» **Task**: In the text below on listing the controllers of a Rails app, name the keys of the hash built for each route in the first code example.

Text under study Block Start

I'm trying to build a RESTful app to actually manage many kind of configurable objects, so there are a large amount of "resource" types, and hence a lot of controllers. I'm still at the POC phase, so it will be nice if I can show all controllers in a first navigation page, so any easy way (programmable) to do that?
7 Answers
In Rails 3.1+:
Rails.application.routes
This will give you all the controllers, actions and their routes if you have their paths in your routes.rb file.
For example:
routes= Rails.application.routes.routes.map do |route|
{alias: route.name, path: route.path, controller: route.defaults[:controller], action: route.defaults[:action]}
end
Update: For Rails 3.2, Journal engine path changed, so the code becomes:
routes= Rails.application.routes.routes.map do |route|
{alias: route.name, path: route.path.spec.to_s, controller: route.defaults[:controller], action: route.defaults[:action]}
end
Update:
Still working for Rails 4.2.7. To extract the list of controllers (per actual question), you can simply extract the controller and uniq
controllers = Rails.application.routes.routes.map do |route|
route.defaults[:controller]
end.uniq
Comments
ApplicationController.subclasses
It'll get you started, but keep in mind that in development mode you won't see much, because it will only show you what's actually been loaded. Fire it up in production mode, and you should see a list of all of your controllers.

Text under study Block End
Raw data Block Start

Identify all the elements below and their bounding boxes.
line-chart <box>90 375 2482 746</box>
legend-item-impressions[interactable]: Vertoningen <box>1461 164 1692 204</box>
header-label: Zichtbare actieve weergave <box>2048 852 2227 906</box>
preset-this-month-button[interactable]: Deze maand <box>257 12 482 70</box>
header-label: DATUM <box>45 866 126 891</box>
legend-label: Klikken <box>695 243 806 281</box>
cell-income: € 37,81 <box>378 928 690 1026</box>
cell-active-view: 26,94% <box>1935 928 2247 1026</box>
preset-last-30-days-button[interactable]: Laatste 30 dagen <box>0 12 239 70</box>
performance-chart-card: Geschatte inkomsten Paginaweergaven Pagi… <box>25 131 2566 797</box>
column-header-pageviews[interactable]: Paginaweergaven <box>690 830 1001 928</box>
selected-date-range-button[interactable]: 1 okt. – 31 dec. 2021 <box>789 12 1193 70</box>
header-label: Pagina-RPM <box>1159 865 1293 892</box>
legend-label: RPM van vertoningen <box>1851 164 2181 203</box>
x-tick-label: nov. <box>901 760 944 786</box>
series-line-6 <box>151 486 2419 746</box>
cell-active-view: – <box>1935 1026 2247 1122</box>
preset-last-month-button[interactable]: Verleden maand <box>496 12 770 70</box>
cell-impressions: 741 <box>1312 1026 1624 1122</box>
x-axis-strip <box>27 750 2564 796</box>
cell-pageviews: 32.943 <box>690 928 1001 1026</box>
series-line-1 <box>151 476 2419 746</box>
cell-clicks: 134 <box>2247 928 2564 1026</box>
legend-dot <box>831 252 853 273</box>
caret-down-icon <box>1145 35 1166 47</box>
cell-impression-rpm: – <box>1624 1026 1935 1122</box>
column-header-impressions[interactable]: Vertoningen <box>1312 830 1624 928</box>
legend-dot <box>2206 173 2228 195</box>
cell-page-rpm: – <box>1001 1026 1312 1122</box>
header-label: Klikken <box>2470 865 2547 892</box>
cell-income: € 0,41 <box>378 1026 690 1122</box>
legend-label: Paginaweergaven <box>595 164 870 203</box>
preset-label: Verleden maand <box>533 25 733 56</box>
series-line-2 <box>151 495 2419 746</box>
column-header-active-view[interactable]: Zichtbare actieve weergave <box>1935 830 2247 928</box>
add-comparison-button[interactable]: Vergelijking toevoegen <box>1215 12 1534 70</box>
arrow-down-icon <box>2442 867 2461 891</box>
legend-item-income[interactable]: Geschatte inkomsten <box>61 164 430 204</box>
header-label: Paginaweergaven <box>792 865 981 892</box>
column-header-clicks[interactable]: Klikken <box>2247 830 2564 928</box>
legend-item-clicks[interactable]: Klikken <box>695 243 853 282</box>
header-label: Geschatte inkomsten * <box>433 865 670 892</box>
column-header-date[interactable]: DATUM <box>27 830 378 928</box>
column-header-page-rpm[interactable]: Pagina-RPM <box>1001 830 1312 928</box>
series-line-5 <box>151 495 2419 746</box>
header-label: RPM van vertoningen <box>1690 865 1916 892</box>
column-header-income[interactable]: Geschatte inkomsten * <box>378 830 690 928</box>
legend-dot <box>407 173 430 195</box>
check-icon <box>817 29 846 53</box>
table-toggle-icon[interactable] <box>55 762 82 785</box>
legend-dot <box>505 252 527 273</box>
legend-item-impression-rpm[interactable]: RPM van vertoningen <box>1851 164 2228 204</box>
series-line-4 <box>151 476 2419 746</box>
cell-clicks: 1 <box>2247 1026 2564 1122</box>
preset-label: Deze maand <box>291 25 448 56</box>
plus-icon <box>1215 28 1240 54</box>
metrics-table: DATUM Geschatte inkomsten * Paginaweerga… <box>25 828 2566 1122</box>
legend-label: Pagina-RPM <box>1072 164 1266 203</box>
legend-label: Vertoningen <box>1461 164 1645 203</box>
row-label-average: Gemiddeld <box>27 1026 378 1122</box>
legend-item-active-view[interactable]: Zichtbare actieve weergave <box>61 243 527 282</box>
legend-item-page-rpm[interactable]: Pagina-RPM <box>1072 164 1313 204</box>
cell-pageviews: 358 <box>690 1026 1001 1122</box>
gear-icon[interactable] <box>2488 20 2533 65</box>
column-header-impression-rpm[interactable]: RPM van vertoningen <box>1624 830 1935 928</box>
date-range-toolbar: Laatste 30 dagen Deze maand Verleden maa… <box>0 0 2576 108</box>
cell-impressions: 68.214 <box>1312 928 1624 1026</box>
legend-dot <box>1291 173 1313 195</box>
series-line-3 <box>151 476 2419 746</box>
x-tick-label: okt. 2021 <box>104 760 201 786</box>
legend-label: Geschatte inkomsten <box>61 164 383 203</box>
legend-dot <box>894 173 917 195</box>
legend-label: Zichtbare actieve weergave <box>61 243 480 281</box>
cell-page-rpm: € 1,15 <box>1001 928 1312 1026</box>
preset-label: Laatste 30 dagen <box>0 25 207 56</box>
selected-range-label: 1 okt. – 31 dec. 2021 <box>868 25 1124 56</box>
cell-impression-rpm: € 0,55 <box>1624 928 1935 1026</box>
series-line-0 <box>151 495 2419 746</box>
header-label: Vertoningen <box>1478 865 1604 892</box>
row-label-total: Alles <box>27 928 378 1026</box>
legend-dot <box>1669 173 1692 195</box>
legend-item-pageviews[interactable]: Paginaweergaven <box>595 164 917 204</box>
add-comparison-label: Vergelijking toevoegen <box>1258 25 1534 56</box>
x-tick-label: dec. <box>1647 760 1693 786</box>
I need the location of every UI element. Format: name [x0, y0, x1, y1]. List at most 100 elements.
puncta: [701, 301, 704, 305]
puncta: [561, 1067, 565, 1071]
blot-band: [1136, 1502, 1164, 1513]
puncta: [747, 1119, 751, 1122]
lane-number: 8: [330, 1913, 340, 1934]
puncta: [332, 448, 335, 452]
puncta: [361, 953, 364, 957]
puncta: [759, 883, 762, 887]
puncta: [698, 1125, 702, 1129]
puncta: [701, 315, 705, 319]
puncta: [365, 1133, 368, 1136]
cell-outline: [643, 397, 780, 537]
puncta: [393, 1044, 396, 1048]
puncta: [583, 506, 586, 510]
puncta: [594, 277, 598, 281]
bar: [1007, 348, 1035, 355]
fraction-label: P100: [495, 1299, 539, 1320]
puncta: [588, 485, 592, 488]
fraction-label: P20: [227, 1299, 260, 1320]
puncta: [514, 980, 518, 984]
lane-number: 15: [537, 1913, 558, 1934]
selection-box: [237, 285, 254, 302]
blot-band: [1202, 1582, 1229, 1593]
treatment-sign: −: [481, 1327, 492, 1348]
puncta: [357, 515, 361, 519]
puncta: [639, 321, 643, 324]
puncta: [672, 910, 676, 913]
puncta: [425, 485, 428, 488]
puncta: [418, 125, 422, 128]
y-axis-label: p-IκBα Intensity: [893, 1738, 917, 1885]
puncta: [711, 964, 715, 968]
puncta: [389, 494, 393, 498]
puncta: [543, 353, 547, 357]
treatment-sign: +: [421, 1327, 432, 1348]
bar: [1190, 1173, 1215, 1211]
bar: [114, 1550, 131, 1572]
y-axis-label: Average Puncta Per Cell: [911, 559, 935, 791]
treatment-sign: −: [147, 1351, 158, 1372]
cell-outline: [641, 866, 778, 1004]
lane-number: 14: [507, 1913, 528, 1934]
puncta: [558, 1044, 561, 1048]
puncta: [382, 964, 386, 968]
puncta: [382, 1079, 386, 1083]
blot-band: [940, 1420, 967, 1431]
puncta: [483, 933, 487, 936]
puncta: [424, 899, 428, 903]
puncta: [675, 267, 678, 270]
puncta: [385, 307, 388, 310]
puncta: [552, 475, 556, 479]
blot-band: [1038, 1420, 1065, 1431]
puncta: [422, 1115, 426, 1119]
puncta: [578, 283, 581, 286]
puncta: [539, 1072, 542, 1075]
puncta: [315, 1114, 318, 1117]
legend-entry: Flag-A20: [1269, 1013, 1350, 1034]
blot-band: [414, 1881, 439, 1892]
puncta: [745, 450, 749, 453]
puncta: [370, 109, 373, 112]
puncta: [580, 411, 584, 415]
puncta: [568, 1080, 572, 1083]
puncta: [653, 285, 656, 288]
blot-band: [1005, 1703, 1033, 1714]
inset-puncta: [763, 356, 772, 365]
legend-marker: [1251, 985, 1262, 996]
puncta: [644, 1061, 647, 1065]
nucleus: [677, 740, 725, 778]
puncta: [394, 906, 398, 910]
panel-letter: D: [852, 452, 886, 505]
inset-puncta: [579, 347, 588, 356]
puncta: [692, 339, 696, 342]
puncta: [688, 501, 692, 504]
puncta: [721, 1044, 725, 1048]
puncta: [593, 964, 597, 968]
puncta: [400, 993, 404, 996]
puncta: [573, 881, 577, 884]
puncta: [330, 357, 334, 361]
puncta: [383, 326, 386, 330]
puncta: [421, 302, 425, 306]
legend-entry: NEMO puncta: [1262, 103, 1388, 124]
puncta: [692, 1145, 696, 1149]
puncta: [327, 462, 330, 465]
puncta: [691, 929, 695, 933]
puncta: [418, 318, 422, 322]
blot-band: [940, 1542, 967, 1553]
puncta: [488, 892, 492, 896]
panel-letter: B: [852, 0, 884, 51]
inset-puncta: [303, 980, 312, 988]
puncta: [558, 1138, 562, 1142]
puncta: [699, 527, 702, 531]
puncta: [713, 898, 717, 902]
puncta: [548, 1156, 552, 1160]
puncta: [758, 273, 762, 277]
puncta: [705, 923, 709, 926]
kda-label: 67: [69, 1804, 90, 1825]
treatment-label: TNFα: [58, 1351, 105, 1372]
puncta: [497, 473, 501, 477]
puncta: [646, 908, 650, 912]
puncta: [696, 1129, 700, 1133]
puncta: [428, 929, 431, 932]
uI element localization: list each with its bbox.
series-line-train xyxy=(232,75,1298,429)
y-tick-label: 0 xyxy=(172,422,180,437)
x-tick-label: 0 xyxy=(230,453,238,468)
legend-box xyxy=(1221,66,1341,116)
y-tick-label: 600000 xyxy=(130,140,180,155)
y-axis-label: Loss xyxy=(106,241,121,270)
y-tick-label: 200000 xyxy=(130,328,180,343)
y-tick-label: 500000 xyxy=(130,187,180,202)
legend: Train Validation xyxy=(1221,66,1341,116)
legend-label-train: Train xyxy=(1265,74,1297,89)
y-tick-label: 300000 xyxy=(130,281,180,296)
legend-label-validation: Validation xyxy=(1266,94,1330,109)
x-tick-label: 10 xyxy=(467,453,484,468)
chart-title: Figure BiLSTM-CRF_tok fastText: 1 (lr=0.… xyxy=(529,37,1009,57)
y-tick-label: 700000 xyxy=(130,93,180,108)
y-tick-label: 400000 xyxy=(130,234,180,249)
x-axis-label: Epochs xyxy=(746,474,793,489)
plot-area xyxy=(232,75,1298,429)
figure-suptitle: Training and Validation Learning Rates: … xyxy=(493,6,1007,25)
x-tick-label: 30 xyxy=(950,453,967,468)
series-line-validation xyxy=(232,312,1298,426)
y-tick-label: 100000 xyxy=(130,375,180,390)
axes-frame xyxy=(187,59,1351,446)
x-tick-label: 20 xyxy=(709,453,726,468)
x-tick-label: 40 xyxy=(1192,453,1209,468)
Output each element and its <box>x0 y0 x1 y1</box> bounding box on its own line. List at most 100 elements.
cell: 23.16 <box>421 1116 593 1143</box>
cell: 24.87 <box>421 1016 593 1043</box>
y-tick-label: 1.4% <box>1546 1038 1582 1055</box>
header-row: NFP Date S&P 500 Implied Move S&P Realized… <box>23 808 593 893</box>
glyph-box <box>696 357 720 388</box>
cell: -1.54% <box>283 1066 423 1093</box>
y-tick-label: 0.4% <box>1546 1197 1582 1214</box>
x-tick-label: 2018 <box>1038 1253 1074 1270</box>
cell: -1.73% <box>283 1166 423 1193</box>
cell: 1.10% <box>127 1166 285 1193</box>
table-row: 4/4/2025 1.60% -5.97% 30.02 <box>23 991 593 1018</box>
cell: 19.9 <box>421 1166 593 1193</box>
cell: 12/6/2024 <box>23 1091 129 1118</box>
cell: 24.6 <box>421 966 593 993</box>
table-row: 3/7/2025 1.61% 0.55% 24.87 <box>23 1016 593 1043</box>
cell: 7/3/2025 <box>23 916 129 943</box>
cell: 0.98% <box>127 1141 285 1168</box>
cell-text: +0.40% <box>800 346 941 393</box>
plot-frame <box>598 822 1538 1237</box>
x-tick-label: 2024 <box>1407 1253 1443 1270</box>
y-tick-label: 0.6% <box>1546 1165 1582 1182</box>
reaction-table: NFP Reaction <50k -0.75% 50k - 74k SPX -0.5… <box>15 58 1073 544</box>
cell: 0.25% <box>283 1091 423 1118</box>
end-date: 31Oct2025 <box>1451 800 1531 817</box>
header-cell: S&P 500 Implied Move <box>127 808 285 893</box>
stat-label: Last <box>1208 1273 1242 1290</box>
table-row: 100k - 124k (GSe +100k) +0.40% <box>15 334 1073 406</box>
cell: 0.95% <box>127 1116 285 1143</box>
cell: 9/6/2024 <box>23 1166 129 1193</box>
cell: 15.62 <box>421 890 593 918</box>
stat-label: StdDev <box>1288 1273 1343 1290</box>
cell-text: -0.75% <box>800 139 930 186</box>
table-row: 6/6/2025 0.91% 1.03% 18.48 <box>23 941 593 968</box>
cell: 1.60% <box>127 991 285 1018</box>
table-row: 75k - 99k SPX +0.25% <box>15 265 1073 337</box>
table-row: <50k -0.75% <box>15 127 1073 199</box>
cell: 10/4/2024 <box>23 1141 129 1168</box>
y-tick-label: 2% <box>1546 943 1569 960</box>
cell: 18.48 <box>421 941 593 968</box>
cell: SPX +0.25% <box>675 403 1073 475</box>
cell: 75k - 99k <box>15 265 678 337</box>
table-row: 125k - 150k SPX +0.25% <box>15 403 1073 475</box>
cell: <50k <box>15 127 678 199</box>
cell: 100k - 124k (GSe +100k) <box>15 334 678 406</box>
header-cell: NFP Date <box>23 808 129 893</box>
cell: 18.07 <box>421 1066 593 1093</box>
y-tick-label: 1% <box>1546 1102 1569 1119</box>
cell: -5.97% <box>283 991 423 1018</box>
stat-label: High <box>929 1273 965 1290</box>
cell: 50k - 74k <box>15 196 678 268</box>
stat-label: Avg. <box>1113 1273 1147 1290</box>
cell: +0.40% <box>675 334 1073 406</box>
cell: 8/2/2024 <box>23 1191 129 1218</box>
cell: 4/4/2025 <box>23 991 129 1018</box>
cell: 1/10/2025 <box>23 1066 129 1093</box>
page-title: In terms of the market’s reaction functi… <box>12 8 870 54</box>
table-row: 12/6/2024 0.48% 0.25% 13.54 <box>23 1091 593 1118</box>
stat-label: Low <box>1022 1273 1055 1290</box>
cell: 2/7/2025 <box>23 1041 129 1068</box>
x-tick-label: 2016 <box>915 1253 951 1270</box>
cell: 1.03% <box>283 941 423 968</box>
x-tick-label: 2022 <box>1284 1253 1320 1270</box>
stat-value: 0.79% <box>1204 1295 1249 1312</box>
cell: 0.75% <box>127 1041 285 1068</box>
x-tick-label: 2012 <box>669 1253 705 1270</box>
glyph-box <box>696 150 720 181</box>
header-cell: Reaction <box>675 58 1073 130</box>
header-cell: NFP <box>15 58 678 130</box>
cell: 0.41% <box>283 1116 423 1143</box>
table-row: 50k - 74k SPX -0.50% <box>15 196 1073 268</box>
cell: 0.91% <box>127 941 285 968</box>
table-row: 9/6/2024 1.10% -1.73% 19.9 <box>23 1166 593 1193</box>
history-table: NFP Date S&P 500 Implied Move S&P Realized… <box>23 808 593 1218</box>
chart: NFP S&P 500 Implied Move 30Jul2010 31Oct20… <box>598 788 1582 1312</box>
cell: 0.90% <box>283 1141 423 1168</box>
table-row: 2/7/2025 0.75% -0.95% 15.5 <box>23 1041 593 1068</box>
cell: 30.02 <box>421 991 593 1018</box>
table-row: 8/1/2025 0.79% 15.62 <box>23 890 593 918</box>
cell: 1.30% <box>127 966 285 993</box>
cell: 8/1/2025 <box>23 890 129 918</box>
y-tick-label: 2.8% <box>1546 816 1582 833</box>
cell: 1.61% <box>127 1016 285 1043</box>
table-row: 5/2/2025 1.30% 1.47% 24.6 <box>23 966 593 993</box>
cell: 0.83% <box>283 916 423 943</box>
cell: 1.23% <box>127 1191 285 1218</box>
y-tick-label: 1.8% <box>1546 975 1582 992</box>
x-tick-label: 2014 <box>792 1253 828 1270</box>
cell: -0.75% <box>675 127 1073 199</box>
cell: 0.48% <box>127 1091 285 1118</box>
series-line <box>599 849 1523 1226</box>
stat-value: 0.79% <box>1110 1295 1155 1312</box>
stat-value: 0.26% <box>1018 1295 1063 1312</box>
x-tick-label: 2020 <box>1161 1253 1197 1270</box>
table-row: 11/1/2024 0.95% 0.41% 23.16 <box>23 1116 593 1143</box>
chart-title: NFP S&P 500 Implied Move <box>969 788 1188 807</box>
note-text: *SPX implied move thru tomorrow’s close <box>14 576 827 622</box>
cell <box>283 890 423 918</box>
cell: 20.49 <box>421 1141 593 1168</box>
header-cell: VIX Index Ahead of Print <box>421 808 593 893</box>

Raw data Block End

» **Written answer**: alias, path, controller, action